## To be done:
Among the entries, which lines carry the string "xlabel"? Copy each of them.

## Records for the exercise:
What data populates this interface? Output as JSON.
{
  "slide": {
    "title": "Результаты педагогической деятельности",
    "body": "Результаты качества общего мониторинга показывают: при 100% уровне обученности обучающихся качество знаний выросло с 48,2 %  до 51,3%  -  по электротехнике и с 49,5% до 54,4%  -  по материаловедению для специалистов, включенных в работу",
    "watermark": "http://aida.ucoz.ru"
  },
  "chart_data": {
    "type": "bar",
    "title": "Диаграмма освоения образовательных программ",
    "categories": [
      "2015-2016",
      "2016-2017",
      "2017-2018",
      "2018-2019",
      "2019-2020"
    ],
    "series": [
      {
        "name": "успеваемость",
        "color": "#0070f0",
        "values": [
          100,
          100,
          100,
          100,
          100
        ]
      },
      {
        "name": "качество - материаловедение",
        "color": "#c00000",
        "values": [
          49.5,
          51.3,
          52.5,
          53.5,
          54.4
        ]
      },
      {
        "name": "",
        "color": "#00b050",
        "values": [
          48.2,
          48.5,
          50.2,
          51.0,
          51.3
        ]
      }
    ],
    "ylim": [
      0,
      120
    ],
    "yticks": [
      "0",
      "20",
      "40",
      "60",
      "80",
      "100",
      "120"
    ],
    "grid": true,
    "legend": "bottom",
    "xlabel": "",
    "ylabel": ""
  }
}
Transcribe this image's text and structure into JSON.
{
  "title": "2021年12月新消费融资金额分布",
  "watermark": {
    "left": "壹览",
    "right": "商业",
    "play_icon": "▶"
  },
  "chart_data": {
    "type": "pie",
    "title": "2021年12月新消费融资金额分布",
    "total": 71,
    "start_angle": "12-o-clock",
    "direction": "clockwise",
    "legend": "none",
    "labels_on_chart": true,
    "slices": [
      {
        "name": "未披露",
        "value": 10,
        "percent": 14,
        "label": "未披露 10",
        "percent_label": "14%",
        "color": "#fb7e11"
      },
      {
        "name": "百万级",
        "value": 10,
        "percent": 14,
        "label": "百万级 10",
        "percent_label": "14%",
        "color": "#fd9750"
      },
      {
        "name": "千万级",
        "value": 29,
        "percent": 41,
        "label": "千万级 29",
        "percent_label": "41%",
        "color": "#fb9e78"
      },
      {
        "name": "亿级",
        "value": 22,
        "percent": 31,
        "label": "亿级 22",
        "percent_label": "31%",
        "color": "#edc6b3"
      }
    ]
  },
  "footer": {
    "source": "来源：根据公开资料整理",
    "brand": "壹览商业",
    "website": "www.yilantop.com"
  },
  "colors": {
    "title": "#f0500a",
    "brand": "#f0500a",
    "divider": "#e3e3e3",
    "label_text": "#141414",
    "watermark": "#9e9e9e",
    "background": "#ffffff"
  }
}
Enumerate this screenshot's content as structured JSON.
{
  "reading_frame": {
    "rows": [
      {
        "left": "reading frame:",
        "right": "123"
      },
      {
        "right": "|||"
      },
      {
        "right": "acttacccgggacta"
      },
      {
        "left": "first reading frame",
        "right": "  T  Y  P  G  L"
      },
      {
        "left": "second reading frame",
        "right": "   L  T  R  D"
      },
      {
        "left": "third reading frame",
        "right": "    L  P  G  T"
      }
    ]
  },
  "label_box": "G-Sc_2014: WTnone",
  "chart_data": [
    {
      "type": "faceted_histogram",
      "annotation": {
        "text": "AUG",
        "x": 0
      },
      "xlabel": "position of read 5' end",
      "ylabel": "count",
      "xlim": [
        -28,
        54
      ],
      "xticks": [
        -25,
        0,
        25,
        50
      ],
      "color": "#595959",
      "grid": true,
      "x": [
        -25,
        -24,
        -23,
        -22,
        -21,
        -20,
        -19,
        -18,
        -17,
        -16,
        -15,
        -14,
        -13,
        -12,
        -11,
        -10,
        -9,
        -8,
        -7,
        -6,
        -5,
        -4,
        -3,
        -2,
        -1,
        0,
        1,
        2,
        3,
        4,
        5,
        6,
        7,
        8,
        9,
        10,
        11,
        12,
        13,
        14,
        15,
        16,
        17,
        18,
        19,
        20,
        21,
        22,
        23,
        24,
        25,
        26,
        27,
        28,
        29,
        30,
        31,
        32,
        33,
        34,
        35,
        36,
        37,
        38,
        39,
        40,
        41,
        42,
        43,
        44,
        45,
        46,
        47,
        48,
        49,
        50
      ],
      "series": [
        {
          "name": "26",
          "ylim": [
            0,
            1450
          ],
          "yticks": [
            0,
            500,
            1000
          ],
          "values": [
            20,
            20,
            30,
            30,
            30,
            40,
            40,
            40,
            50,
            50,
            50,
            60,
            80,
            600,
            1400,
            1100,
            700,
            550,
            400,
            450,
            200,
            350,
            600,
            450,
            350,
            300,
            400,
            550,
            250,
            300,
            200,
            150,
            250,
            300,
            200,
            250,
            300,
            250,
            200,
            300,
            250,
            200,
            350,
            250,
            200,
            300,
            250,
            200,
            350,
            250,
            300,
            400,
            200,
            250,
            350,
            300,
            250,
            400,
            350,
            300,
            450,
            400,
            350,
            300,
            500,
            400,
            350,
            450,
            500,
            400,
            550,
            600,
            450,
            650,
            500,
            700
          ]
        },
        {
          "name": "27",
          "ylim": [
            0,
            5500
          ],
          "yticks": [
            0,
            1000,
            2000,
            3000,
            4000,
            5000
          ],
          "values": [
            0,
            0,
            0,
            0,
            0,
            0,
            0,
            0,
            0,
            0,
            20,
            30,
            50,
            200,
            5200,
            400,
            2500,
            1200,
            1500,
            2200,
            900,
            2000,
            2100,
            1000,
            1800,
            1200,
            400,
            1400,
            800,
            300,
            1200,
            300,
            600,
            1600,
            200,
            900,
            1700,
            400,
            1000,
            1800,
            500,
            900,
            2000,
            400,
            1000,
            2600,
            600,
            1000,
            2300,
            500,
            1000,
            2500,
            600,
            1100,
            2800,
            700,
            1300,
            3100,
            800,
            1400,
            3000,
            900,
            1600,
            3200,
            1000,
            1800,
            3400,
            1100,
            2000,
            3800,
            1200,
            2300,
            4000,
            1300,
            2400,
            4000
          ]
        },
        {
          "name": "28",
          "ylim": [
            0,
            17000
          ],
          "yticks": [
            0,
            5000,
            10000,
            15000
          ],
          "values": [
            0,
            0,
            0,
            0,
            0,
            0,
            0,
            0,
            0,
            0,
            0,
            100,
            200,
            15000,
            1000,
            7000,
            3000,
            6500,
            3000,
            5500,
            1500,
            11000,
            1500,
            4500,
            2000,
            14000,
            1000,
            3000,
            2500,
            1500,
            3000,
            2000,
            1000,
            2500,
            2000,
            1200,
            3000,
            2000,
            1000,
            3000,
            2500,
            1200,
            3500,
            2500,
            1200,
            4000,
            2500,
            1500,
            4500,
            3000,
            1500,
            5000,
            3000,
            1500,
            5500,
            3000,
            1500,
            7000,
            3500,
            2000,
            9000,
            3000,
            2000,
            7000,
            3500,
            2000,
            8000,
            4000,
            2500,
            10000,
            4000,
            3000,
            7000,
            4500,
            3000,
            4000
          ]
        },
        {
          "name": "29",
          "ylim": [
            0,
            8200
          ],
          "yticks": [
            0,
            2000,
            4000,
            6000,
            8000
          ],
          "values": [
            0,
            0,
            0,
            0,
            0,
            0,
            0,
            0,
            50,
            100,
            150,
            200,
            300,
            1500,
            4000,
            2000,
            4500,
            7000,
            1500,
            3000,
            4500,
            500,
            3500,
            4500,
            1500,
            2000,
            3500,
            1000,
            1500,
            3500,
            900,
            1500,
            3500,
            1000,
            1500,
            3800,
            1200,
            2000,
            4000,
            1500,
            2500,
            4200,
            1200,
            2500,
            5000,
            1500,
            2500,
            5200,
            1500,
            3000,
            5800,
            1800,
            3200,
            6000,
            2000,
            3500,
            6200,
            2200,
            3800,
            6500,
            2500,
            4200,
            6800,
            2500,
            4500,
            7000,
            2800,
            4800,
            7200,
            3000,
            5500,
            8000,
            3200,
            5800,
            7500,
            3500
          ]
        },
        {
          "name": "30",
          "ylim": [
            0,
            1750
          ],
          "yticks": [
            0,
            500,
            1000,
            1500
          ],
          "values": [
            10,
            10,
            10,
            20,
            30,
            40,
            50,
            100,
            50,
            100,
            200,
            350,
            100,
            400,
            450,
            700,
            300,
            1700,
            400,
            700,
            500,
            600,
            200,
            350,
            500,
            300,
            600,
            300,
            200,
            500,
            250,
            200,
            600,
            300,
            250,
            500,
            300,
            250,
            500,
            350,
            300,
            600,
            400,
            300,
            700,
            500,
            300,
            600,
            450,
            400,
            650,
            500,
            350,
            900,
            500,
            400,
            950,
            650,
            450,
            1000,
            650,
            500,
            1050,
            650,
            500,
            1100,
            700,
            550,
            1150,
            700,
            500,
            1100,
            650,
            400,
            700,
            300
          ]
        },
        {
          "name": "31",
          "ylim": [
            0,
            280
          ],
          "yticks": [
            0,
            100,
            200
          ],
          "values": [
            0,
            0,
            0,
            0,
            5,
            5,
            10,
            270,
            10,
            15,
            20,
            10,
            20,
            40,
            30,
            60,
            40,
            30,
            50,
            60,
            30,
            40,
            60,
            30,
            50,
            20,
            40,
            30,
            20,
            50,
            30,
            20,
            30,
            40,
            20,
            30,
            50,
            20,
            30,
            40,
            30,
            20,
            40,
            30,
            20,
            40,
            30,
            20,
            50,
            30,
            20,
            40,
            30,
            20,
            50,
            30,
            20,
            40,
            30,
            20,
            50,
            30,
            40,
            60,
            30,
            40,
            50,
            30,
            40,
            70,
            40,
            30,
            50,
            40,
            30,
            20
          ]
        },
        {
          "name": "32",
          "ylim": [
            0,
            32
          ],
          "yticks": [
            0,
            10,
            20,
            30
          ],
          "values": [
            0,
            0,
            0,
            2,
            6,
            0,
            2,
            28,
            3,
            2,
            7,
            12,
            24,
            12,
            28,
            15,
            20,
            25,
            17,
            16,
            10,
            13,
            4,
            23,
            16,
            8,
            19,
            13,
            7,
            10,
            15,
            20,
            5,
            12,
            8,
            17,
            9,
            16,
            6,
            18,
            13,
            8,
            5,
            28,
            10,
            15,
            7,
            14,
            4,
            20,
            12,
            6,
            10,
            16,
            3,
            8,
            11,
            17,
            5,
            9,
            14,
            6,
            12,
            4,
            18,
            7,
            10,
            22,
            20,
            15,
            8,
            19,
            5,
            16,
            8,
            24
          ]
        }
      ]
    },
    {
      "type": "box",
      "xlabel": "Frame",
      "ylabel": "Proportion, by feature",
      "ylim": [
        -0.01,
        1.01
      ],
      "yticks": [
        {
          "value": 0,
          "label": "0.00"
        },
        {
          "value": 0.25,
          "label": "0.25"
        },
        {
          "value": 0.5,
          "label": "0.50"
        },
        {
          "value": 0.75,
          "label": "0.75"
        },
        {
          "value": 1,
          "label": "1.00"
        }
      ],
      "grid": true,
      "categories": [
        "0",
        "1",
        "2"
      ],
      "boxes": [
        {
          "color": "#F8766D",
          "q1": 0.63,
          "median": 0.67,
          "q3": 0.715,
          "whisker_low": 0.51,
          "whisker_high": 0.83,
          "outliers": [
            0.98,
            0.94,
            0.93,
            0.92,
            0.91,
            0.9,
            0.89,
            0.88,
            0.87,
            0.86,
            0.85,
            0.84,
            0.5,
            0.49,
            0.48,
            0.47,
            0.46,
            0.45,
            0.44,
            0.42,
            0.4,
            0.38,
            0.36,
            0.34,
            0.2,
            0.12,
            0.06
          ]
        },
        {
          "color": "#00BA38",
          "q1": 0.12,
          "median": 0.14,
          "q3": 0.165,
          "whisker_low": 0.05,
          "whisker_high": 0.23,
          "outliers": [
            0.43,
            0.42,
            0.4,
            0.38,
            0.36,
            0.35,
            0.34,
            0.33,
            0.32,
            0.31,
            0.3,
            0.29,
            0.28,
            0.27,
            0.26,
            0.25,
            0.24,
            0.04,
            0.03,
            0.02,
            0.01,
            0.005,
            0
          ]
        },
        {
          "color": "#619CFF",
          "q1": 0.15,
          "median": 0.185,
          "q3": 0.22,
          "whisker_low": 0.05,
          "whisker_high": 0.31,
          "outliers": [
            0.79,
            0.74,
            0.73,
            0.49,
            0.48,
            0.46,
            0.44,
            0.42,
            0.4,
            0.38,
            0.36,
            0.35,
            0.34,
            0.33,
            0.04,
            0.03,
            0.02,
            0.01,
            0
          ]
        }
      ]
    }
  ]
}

## Task answer:
    "xlabel": "",
      "xlabel": "position of read 5' end",
      "xlabel": "Frame",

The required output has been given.